# WORK TO COMPLETE
Repeat every entry in the listing below, exactly.

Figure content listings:
━━━━━━━━━━━━━━━━━━━━

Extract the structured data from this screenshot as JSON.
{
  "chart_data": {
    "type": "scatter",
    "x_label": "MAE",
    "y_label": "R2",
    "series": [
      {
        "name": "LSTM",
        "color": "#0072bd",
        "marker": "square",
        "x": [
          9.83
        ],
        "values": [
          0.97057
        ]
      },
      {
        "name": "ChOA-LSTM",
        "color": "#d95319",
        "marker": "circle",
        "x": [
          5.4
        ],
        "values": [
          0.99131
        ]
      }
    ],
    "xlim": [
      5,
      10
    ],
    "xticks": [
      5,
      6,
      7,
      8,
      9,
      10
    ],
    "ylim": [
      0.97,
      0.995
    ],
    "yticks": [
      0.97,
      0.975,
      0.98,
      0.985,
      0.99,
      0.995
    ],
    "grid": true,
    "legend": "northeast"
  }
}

━━━━━━━━━━━━━━━━━━━━

# SOLUTION TO THIS PROBLEM
Extract the structured data from this screenshot as JSON.
{
  "chart_data": {
    "type": "scatter",
    "x_label": "MAE",
    "y_label": "R2",
    "series": [
      {
        "name": "LSTM",
        "color": "#0072bd",
        "marker": "square",
        "x": [
          9.83
        ],
        "values": [
          0.97057
        ]
      },
      {
        "name": "ChOA-LSTM",
        "color": "#d95319",
        "marker": "circle",
        "x": [
          5.4
        ],
        "values": [
          0.99131
        ]
      }
    ],
    "xlim": [
      5,
      10
    ],
    "xticks": [
      5,
      6,
      7,
      8,
      9,
      10
    ],
    "ylim": [
      0.97,
      0.995
    ],
    "yticks": [
      0.97,
      0.975,
      0.98,
      0.985,
      0.99,
      0.995
    ],
    "grid": true,
    "legend": "northeast"
  }
}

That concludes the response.